- REQUIRED TASK -
Could you write out every entry exactly as it stands?

- EXTRACTED DATA -
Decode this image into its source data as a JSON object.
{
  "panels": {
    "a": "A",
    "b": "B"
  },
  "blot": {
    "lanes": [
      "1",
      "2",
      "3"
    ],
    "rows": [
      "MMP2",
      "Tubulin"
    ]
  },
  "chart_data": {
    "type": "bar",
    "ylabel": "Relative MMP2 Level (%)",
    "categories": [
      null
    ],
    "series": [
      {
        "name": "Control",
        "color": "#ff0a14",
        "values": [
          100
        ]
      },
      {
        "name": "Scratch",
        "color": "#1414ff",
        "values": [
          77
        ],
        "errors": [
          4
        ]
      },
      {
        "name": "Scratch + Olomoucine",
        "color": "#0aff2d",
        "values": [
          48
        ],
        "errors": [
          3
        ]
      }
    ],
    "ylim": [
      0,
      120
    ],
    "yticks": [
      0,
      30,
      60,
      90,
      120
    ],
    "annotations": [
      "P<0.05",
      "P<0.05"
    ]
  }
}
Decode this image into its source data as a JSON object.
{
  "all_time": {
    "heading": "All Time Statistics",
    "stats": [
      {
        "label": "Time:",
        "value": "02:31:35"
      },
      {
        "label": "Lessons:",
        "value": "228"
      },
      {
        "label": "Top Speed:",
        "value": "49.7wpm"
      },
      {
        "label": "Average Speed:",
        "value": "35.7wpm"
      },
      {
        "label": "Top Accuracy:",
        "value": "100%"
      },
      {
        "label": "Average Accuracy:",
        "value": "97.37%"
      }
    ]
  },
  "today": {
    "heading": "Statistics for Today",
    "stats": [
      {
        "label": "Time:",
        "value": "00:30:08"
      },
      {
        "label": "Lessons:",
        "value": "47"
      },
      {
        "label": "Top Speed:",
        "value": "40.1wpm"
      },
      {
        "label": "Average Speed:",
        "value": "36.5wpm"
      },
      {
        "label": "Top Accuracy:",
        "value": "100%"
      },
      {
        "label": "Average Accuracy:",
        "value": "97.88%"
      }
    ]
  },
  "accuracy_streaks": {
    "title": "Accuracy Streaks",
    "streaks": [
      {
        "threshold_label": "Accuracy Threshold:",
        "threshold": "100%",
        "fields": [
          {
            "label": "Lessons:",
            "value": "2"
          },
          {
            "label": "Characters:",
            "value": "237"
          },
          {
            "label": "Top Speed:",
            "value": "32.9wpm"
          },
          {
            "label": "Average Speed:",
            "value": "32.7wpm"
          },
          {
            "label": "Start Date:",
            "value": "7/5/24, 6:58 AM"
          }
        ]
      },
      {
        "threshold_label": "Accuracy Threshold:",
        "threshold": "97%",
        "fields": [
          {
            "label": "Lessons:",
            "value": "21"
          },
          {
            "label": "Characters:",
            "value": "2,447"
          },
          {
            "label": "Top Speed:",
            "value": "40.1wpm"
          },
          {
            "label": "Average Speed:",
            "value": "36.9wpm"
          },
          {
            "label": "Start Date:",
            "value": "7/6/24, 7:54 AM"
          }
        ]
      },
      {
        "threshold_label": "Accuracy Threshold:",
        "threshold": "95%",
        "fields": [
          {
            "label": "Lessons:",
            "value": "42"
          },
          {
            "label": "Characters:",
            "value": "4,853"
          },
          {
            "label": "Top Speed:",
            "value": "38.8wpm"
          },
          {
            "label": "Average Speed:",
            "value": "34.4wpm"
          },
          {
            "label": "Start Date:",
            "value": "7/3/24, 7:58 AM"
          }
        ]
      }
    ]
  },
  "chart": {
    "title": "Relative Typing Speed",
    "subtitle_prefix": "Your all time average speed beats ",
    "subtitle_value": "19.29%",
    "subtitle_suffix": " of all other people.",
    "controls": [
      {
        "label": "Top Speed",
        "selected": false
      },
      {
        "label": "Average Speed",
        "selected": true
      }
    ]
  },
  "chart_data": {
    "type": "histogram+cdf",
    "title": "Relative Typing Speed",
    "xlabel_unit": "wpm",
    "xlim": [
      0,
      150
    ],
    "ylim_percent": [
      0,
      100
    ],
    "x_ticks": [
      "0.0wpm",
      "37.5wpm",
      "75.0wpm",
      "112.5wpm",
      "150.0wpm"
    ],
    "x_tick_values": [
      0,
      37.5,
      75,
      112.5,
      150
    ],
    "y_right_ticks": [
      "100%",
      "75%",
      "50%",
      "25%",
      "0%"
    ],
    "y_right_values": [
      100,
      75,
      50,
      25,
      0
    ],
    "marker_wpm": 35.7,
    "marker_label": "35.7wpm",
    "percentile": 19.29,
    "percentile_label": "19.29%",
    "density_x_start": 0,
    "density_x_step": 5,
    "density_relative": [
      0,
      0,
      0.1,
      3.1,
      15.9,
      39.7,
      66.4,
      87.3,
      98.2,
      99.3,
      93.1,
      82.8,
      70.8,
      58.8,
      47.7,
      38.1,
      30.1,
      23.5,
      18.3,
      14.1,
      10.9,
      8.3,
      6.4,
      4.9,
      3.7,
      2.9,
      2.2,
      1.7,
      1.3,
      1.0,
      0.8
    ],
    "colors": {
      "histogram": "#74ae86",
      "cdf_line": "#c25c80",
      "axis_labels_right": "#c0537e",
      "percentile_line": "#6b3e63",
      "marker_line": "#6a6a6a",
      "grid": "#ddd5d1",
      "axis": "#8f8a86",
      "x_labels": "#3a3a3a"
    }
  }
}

- ANSWER FOR THE TASK -
Decode this image into its source data as a JSON object.
{
  "panels": {
    "a": "A",
    "b": "B"
  },
  "blot": {
    "lanes": [
      "1",
      "2",
      "3"
    ],
    "rows": [
      "MMP2",
      "Tubulin"
    ]
  },
  "chart_data": {
    "type": "bar",
    "ylabel": "Relative MMP2 Level (%)",
    "categories": [
      null
    ],
    "series": [
      {
        "name": "Control",
        "color": "#ff0a14",
        "values": [
          100
        ]
      },
      {
        "name": "Scratch",
        "color": "#1414ff",
        "values": [
          77
        ],
        "errors": [
          4
        ]
      },
      {
        "name": "Scratch + Olomoucine",
        "color": "#0aff2d",
        "values": [
          48
        ],
        "errors": [
          3
        ]
      }
    ],
    "ylim": [
      0,
      120
    ],
    "yticks": [
      0,
      30,
      60,
      90,
      120
    ],
    "annotations": [
      "P<0.05",
      "P<0.05"
    ]
  }
}
Decode this image into its source data as a JSON object.
{
  "all_time": {
    "heading": "All Time Statistics",
    "stats": [
      {
        "label": "Time:",
        "value": "02:31:35"
      },
      {
        "label": "Lessons:",
        "value": "228"
      },
      {
        "label": "Top Speed:",
        "value": "49.7wpm"
      },
      {
        "label": "Average Speed:",
        "value": "35.7wpm"
      },
      {
        "label": "Top Accuracy:",
        "value": "100%"
      },
      {
        "label": "Average Accuracy:",
        "value": "97.37%"
      }
    ]
  },
  "today": {
    "heading": "Statistics for Today",
    "stats": [
      {
        "label": "Time:",
        "value": "00:30:08"
      },
      {
        "label": "Lessons:",
        "value": "47"
      },
      {
        "label": "Top Speed:",
        "value": "40.1wpm"
      },
      {
        "label": "Average Speed:",
        "value": "36.5wpm"
      },
      {
        "label": "Top Accuracy:",
        "value": "100%"
      },
      {
        "label": "Average Accuracy:",
        "value": "97.88%"
      }
    ]
  },
  "accuracy_streaks": {
    "title": "Accuracy Streaks",
    "streaks": [
      {
        "threshold_label": "Accuracy Threshold:",
        "threshold": "100%",
        "fields": [
          {
            "label": "Lessons:",
            "value": "2"
          },
          {
            "label": "Characters:",
            "value": "237"
          },
          {
            "label": "Top Speed:",
            "value": "32.9wpm"
          },
          {
            "label": "Average Speed:",
            "value": "32.7wpm"
          },
          {
            "label": "Start Date:",
            "value": "7/5/24, 6:58 AM"
          }
        ]
      },
      {
        "threshold_label": "Accuracy Threshold:",
        "threshold": "97%",
        "fields": [
          {
            "label": "Lessons:",
            "value": "21"
          },
          {
            "label": "Characters:",
            "value": "2,447"
          },
          {
            "label": "Top Speed:",
            "value": "40.1wpm"
          },
          {
            "label": "Average Speed:",
            "value": "36.9wpm"
          },
          {
            "label": "Start Date:",
            "value": "7/6/24, 7:54 AM"
          }
        ]
      },
      {
        "threshold_label": "Accuracy Threshold:",
        "threshold": "95%",
        "fields": [
          {
            "label": "Lessons:",
            "value": "42"
          },
          {
            "label": "Characters:",
            "value": "4,853"
          },
          {
            "label": "Top Speed:",
            "value": "38.8wpm"
          },
          {
            "label": "Average Speed:",
            "value": "34.4wpm"
          },
          {
            "label": "Start Date:",
            "value": "7/3/24, 7:58 AM"
          }
        ]
      }
    ]
  },
  "chart": {
    "title": "Relative Typing Speed",
    "subtitle_prefix": "Your all time average speed beats ",
    "subtitle_value": "19.29%",
    "subtitle_suffix": " of all other people.",
    "controls": [
      {
        "label": "Top Speed",
        "selected": false
      },
      {
        "label": "Average Speed",
        "selected": true
      }
    ]
  },
  "chart_data": {
    "type": "histogram+cdf",
    "title": "Relative Typing Speed",
    "xlabel_unit": "wpm",
    "xlim": [
      0,
      150
    ],
    "ylim_percent": [
      0,
      100
    ],
    "x_ticks": [
      "0.0wpm",
      "37.5wpm",
      "75.0wpm",
      "112.5wpm",
      "150.0wpm"
    ],
    "x_tick_values": [
      0,
      37.5,
      75,
      112.5,
      150
    ],
    "y_right_ticks": [
      "100%",
      "75%",
      "50%",
      "25%",
      "0%"
    ],
    "y_right_values": [
      100,
      75,
      50,
      25,
      0
    ],
    "marker_wpm": 35.7,
    "marker_label": "35.7wpm",
    "percentile": 19.29,
    "percentile_label": "19.29%",
    "density_x_start": 0,
    "density_x_step": 5,
    "density_relative": [
      0,
      0,
      0.1,
      3.1,
      15.9,
      39.7,
      66.4,
      87.3,
      98.2,
      99.3,
      93.1,
      82.8,
      70.8,
      58.8,
      47.7,
      38.1,
      30.1,
      23.5,
      18.3,
      14.1,
      10.9,
      8.3,
      6.4,
      4.9,
      3.7,
      2.9,
      2.2,
      1.7,
      1.3,
      1.0,
      0.8
    ],
    "colors": {
      "histogram": "#74ae86",
      "cdf_line": "#c25c80",
      "axis_labels_right": "#c0537e",
      "percentile_line": "#6b3e63",
      "marker_line": "#6a6a6a",
      "grid": "#ddd5d1",
      "axis": "#8f8a86",
      "x_labels": "#3a3a3a"
    }
  }
}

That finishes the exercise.